(Collection entries)

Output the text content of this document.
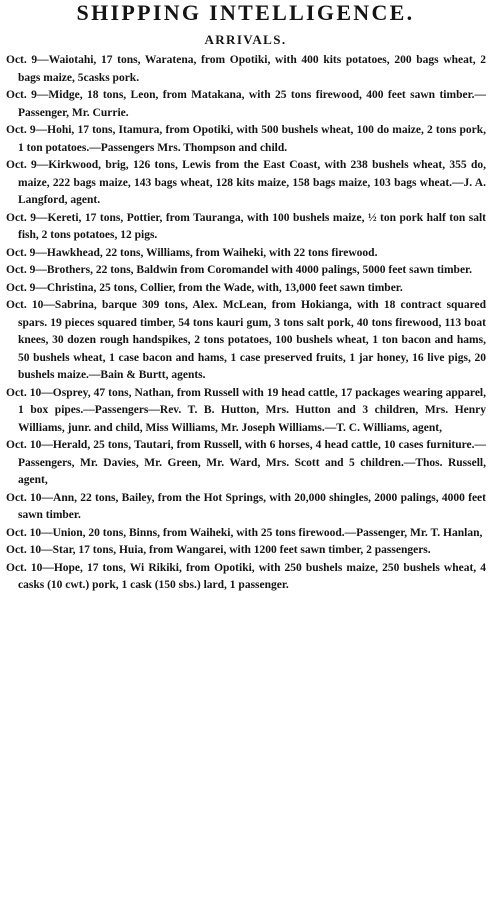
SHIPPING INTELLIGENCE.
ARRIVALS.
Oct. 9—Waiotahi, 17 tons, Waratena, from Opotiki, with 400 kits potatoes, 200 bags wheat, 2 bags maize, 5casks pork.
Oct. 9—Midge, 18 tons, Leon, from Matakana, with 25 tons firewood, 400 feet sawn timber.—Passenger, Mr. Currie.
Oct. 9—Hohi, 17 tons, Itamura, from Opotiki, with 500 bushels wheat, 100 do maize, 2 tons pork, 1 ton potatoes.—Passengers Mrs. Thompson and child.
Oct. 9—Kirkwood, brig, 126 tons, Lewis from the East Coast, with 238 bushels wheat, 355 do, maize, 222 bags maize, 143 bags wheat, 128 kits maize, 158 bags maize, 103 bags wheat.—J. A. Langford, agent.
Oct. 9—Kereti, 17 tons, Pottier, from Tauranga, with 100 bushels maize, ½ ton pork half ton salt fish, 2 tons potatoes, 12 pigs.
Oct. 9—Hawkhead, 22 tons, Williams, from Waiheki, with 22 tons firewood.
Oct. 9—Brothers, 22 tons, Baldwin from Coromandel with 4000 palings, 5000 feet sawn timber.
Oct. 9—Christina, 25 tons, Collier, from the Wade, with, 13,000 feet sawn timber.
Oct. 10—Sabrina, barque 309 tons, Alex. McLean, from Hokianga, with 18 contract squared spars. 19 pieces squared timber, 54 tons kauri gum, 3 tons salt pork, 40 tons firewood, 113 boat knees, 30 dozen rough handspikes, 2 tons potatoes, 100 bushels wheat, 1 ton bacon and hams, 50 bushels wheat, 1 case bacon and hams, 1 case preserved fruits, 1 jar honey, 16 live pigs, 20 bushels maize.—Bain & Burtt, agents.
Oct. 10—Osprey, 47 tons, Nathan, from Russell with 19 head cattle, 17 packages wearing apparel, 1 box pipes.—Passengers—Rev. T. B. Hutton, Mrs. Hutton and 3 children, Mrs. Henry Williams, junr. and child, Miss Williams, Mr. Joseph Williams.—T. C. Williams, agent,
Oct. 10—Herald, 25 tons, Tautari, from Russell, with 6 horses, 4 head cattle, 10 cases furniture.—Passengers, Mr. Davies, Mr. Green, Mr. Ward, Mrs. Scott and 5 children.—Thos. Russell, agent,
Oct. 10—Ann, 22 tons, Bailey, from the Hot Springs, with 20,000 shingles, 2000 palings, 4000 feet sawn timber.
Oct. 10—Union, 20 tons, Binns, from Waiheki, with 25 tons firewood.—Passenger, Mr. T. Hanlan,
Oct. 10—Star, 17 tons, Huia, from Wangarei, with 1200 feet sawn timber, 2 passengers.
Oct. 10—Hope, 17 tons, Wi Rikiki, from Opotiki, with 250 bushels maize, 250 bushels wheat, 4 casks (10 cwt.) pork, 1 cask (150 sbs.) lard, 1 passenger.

## Directions for this task
Work out the count of lines containing the word "kits", then write only that count.

## Exercise output
2